WHAT THE TASK ASKS :: Filter the lines below, copying only those with the string "Changes".

ENTRIES ::
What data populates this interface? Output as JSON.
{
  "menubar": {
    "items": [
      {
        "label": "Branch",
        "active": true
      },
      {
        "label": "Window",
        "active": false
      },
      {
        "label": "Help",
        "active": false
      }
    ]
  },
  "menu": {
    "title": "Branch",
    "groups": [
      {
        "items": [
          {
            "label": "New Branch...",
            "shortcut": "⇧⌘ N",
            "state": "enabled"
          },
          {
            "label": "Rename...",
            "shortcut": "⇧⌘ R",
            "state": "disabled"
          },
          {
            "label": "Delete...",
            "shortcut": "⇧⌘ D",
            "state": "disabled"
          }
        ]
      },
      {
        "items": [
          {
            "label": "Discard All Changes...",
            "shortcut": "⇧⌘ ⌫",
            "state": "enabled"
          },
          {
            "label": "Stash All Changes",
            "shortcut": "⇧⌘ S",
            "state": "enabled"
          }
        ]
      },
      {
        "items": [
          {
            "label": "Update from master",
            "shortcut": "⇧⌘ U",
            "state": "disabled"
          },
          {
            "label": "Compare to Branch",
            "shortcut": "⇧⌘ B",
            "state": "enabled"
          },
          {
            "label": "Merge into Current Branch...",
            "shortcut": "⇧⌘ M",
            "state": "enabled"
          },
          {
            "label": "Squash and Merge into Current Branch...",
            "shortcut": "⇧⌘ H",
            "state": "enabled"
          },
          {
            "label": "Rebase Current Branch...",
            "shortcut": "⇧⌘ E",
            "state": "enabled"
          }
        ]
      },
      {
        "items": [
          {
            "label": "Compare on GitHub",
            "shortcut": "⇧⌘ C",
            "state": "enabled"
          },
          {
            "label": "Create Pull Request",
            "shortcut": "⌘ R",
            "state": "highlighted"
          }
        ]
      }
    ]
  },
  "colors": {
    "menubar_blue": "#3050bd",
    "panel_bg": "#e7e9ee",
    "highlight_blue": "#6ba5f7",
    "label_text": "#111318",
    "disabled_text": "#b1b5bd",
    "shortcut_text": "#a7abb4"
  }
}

OUTPUT OF THE TASK ::
            "label": "Discard All Changes...",
            "label": "Stash All Changes",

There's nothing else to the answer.